— Problem to solve —
Of the lines listed below, how many contain the string "credit"? Answer with the number alone.

(Data tied to figure images)
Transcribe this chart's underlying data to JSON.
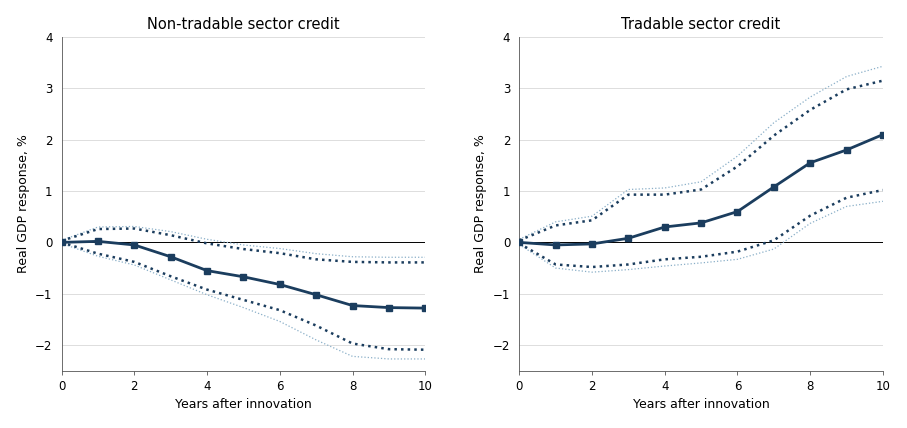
{
  "left_title": "Non-tradable sector credit",
  "right_title": "Tradable sector credit",
  "xlabel": "Years after innovation",
  "ylabel": "Real GDP response, %",
  "x": [
    0,
    1,
    2,
    3,
    4,
    5,
    6,
    7,
    8,
    9,
    10
  ],
  "left_main": [
    0.0,
    0.02,
    -0.05,
    -0.28,
    -0.55,
    -0.67,
    -0.82,
    -1.02,
    -1.23,
    -1.27,
    -1.28
  ],
  "left_ci_upper_inner": [
    0.03,
    0.26,
    0.27,
    0.14,
    -0.02,
    -0.13,
    -0.21,
    -0.33,
    -0.38,
    -0.39,
    -0.39
  ],
  "left_ci_lower_inner": [
    0.0,
    -0.22,
    -0.38,
    -0.66,
    -0.92,
    -1.12,
    -1.32,
    -1.62,
    -1.97,
    -2.08,
    -2.09
  ],
  "left_ci_upper_outer": [
    0.04,
    0.3,
    0.31,
    0.21,
    0.06,
    -0.05,
    -0.12,
    -0.22,
    -0.28,
    -0.29,
    -0.29
  ],
  "left_ci_lower_outer": [
    -0.02,
    -0.27,
    -0.44,
    -0.73,
    -1.02,
    -1.27,
    -1.54,
    -1.9,
    -2.22,
    -2.27,
    -2.27
  ],
  "right_main": [
    0.0,
    -0.05,
    -0.03,
    0.08,
    0.3,
    0.38,
    0.6,
    1.08,
    1.55,
    1.8,
    2.1
  ],
  "right_ci_upper_inner": [
    0.04,
    0.33,
    0.43,
    0.93,
    0.93,
    1.03,
    1.48,
    2.08,
    2.58,
    2.98,
    3.15
  ],
  "right_ci_lower_inner": [
    -0.02,
    -0.43,
    -0.48,
    -0.43,
    -0.33,
    -0.28,
    -0.18,
    0.04,
    0.52,
    0.87,
    1.02
  ],
  "right_ci_upper_outer": [
    0.06,
    0.4,
    0.51,
    1.03,
    1.06,
    1.18,
    1.68,
    2.33,
    2.83,
    3.23,
    3.43
  ],
  "right_ci_lower_outer": [
    -0.04,
    -0.5,
    -0.58,
    -0.53,
    -0.46,
    -0.4,
    -0.33,
    -0.13,
    0.37,
    0.7,
    0.8
  ],
  "ylim": [
    -2.5,
    4.0
  ],
  "yticks": [
    -2,
    -1,
    0,
    1,
    2,
    3,
    4
  ],
  "xticks": [
    0,
    2,
    4,
    6,
    8,
    10
  ],
  "line_color": "#1b3d5e",
  "ci_inner_color": "#1b3d5e",
  "ci_outer_color": "#8aafc8",
  "background_color": "#ffffff",
  "grid_color": "#d0d0d0"
}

— Completed task —
2